### Task directions
Each line that holds the word "Frame" should be returned.

### Material
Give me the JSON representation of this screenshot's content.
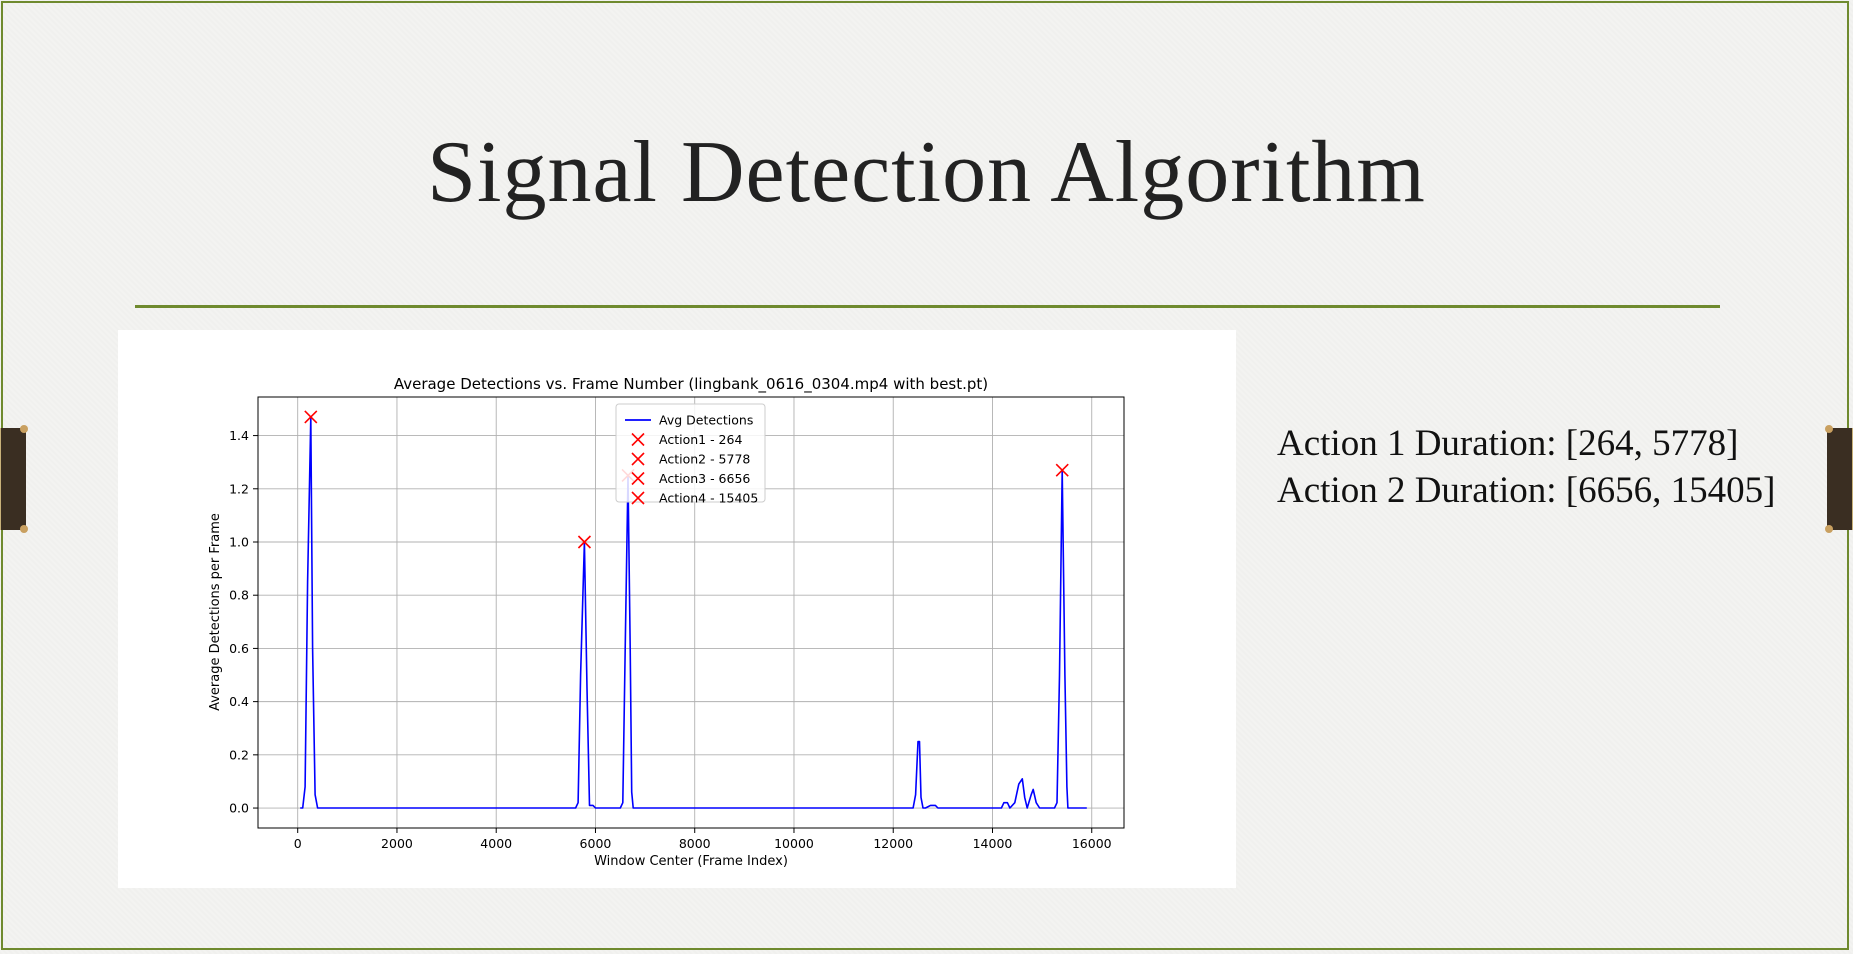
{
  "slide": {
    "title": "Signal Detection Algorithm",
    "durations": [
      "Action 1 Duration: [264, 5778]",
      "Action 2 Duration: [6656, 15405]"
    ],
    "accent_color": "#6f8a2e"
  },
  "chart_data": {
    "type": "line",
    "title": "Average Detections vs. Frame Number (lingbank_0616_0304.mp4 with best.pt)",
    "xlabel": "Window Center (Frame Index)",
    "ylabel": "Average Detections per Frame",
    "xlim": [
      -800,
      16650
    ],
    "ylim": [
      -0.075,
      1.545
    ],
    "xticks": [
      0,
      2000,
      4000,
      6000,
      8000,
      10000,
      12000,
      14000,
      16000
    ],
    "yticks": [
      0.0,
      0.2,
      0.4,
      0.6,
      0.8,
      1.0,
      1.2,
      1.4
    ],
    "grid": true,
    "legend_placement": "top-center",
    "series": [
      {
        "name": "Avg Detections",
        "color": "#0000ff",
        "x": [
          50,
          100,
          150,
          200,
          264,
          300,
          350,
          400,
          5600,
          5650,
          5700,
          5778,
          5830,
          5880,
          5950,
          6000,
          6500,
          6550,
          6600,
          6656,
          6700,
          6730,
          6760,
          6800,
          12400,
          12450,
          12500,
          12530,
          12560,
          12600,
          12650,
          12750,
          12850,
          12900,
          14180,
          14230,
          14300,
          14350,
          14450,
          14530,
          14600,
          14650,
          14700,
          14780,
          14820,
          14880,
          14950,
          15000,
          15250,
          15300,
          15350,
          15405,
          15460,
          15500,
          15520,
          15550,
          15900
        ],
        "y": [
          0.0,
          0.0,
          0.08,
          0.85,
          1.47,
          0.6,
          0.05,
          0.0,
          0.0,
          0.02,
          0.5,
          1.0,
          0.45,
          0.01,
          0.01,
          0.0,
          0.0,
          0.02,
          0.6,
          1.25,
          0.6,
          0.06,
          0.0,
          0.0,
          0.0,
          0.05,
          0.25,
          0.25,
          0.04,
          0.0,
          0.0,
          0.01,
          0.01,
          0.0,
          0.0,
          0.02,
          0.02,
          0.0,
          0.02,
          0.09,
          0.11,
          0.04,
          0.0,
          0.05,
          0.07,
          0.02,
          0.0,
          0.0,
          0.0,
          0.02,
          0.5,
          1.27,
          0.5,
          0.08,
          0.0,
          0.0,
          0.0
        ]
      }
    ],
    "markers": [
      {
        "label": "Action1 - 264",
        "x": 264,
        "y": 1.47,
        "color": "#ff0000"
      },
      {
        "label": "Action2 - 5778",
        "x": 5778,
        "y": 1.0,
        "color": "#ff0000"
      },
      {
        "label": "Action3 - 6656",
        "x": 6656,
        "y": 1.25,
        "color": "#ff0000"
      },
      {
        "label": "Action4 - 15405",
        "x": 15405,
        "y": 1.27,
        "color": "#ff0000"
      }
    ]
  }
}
...
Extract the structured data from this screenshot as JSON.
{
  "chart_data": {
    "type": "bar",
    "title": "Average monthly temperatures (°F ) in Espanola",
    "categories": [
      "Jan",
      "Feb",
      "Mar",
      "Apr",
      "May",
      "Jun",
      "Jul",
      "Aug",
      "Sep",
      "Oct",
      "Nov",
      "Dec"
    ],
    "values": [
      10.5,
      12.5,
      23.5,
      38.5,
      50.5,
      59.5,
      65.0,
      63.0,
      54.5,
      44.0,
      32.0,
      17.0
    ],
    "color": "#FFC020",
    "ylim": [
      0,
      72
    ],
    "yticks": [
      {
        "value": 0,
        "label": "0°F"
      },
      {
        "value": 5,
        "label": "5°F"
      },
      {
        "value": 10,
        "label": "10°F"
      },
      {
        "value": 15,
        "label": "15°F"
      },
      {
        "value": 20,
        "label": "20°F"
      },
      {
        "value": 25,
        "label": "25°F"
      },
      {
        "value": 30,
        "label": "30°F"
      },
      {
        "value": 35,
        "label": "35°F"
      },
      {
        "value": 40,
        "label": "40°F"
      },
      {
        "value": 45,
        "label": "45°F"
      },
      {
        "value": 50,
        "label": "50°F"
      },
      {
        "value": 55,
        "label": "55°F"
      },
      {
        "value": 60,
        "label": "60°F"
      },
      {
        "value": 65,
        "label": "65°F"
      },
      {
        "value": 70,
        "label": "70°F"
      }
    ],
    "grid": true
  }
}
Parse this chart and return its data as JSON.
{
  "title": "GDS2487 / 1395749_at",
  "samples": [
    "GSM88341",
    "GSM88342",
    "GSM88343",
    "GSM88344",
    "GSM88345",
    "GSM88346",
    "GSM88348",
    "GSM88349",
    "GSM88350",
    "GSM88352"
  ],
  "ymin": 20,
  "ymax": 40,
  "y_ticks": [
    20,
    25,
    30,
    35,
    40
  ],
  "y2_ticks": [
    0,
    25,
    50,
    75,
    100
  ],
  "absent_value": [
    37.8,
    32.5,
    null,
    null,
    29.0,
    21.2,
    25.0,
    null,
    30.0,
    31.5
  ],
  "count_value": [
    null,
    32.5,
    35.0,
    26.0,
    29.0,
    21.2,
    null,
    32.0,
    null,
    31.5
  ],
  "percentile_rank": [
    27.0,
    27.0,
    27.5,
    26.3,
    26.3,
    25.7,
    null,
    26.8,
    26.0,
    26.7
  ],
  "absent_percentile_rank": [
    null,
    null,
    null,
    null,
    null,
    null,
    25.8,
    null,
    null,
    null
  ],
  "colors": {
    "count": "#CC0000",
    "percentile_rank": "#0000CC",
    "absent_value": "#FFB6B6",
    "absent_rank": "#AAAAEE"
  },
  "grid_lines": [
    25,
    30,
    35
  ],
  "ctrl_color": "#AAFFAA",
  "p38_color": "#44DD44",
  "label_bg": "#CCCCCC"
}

### Result of this task
    "title": "Average Detections vs. Frame Number (lingbank_0616_0304.mp4 with best.pt)",
    "xlabel": "Window Center (Frame Index)",
    "ylabel": "Average Detections per Frame",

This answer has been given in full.